Quote every line as written. Omit pictures.
**** Data provided ****
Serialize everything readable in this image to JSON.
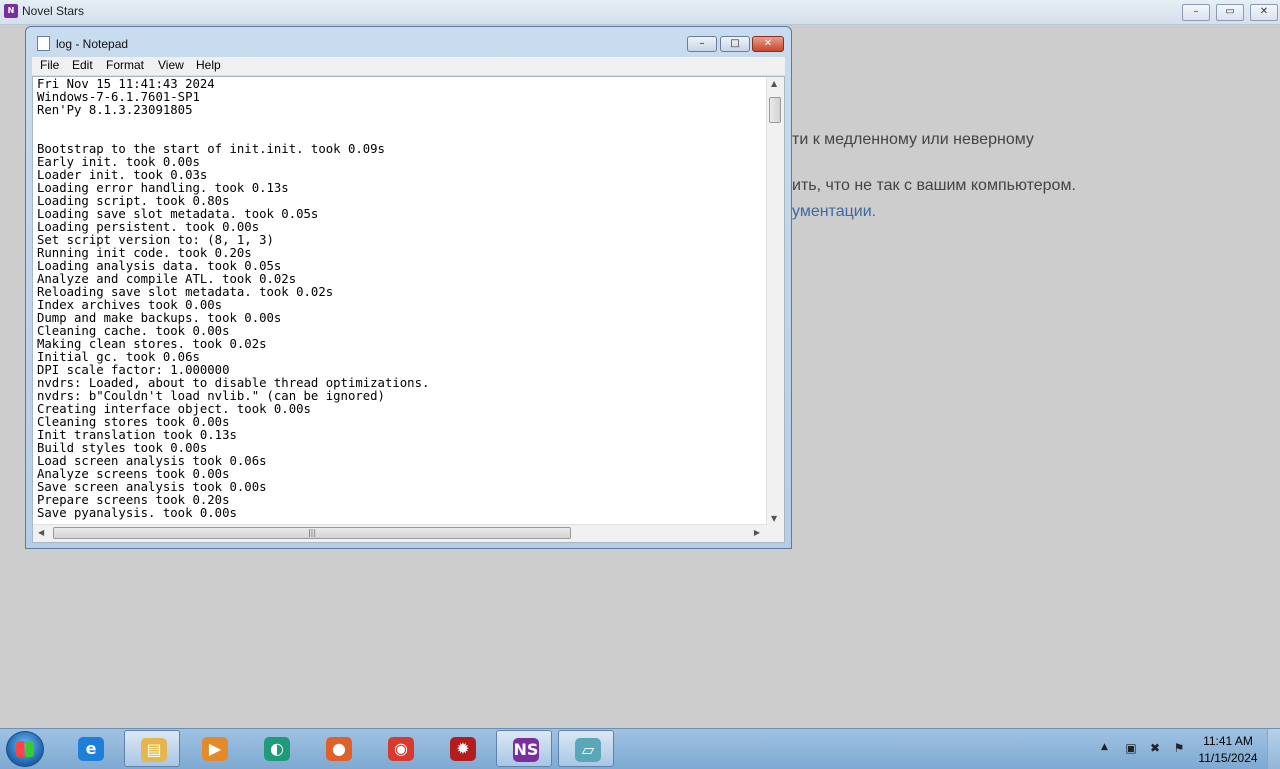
{
  "background_app": {
    "title": "Novel Stars",
    "icon": "novel-stars-icon",
    "text_lines": [
      "ти к медленному или неверному",
      "ить, что не так с вашим компьютером.",
      "ументации."
    ]
  },
  "notepad": {
    "title": "log - Notepad",
    "controls": {
      "minimize": "–",
      "maximize": "□",
      "close": "✕"
    },
    "menu": [
      "File",
      "Edit",
      "Format",
      "View",
      "Help"
    ],
    "content": "Fri Nov 15 11:41:43 2024\nWindows-7-6.1.7601-SP1\nRen'Py 8.1.3.23091805\n\n\nBootstrap to the start of init.init. took 0.09s\nEarly init. took 0.00s\nLoader init. took 0.03s\nLoading error handling. took 0.13s\nLoading script. took 0.80s\nLoading save slot metadata. took 0.05s\nLoading persistent. took 0.00s\nSet script version to: (8, 1, 3)\nRunning init code. took 0.20s\nLoading analysis data. took 0.05s\nAnalyze and compile ATL. took 0.02s\nReloading save slot metadata. took 0.02s\nIndex archives took 0.00s\nDump and make backups. took 0.00s\nCleaning cache. took 0.00s\nMaking clean stores. took 0.02s\nInitial gc. took 0.06s\nDPI scale factor: 1.000000\nnvdrs: Loaded, about to disable thread optimizations.\nnvdrs: b\"Couldn't load nvlib.\" (can be ignored)\nCreating interface object. took 0.00s\nCleaning stores took 0.00s\nInit translation took 0.13s\nBuild styles took 0.00s\nLoad screen analysis took 0.06s\nAnalyze screens took 0.00s\nSave screen analysis took 0.00s\nPrepare screens took 0.20s\nSave pyanalysis. took 0.00s"
  },
  "taskbar": {
    "items": [
      {
        "name": "internet-explorer-icon",
        "glyph": "e",
        "color": "#1e7fd8",
        "active": false
      },
      {
        "name": "file-explorer-icon",
        "glyph": "▤",
        "color": "#e7b64a",
        "active": true
      },
      {
        "name": "media-player-icon",
        "glyph": "▶",
        "color": "#e48a2a",
        "active": false
      },
      {
        "name": "ring-app-icon",
        "glyph": "◐",
        "color": "#1f9b7a",
        "active": false
      },
      {
        "name": "firefox-icon",
        "glyph": "●",
        "color": "#e0602a",
        "active": false
      },
      {
        "name": "chrome-icon",
        "glyph": "◉",
        "color": "#d93a2f",
        "active": false
      },
      {
        "name": "red-gear-app-icon",
        "glyph": "✹",
        "color": "#b31d1d",
        "active": false
      },
      {
        "name": "novel-stars-taskbar-icon",
        "glyph": "NS",
        "color": "#7a2fa0",
        "active": true
      },
      {
        "name": "notepad-taskbar-icon",
        "glyph": "▱",
        "color": "#5aa7b8",
        "active": true
      }
    ],
    "tray": {
      "time": "11:41 AM",
      "date": "11/15/2024"
    }
  }
}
****
*Response to this exercise*:
Serialize everything readable in this image to JSON.
{
  "background_app": {
    "title": "Novel Stars",
    "icon": "novel-stars-icon",
    "text_lines": [
      "ти к медленному или неверному",
      "ить, что не так с вашим компьютером.",
      "ументации."
    ]
  },
  "notepad": {
    "title": "log - Notepad",
    "controls": {
      "minimize": "–",
      "maximize": "□",
      "close": "✕"
    },
    "menu": [
      "File",
      "Edit",
      "Format",
      "View",
      "Help"
    ],
    "content": "Fri Nov 15 11:41:43 2024\nWindows-7-6.1.7601-SP1\nRen'Py 8.1.3.23091805\n\n\nBootstrap to the start of init.init. took 0.09s\nEarly init. took 0.00s\nLoader init. took 0.03s\nLoading error handling. took 0.13s\nLoading script. took 0.80s\nLoading save slot metadata. took 0.05s\nLoading persistent. took 0.00s\nSet script version to: (8, 1, 3)\nRunning init code. took 0.20s\nLoading analysis data. took 0.05s\nAnalyze and compile ATL. took 0.02s\nReloading save slot metadata. took 0.02s\nIndex archives took 0.00s\nDump and make backups. took 0.00s\nCleaning cache. took 0.00s\nMaking clean stores. took 0.02s\nInitial gc. took 0.06s\nDPI scale factor: 1.000000\nnvdrs: Loaded, about to disable thread optimizations.\nnvdrs: b\"Couldn't load nvlib.\" (can be ignored)\nCreating interface object. took 0.00s\nCleaning stores took 0.00s\nInit translation took 0.13s\nBuild styles took 0.00s\nLoad screen analysis took 0.06s\nAnalyze screens took 0.00s\nSave screen analysis took 0.00s\nPrepare screens took 0.20s\nSave pyanalysis. took 0.00s"
  },
  "taskbar": {
    "items": [
      {
        "name": "internet-explorer-icon",
        "glyph": "e",
        "color": "#1e7fd8",
        "active": false
      },
      {
        "name": "file-explorer-icon",
        "glyph": "▤",
        "color": "#e7b64a",
        "active": true
      },
      {
        "name": "media-player-icon",
        "glyph": "▶",
        "color": "#e48a2a",
        "active": false
      },
      {
        "name": "ring-app-icon",
        "glyph": "◐",
        "color": "#1f9b7a",
        "active": false
      },
      {
        "name": "firefox-icon",
        "glyph": "●",
        "color": "#e0602a",
        "active": false
      },
      {
        "name": "chrome-icon",
        "glyph": "◉",
        "color": "#d93a2f",
        "active": false
      },
      {
        "name": "red-gear-app-icon",
        "glyph": "✹",
        "color": "#b31d1d",
        "active": false
      },
      {
        "name": "novel-stars-taskbar-icon",
        "glyph": "NS",
        "color": "#7a2fa0",
        "active": true
      },
      {
        "name": "notepad-taskbar-icon",
        "glyph": "▱",
        "color": "#5aa7b8",
        "active": true
      }
    ],
    "tray": {
      "time": "11:41 AM",
      "date": "11/15/2024"
    }
  }
}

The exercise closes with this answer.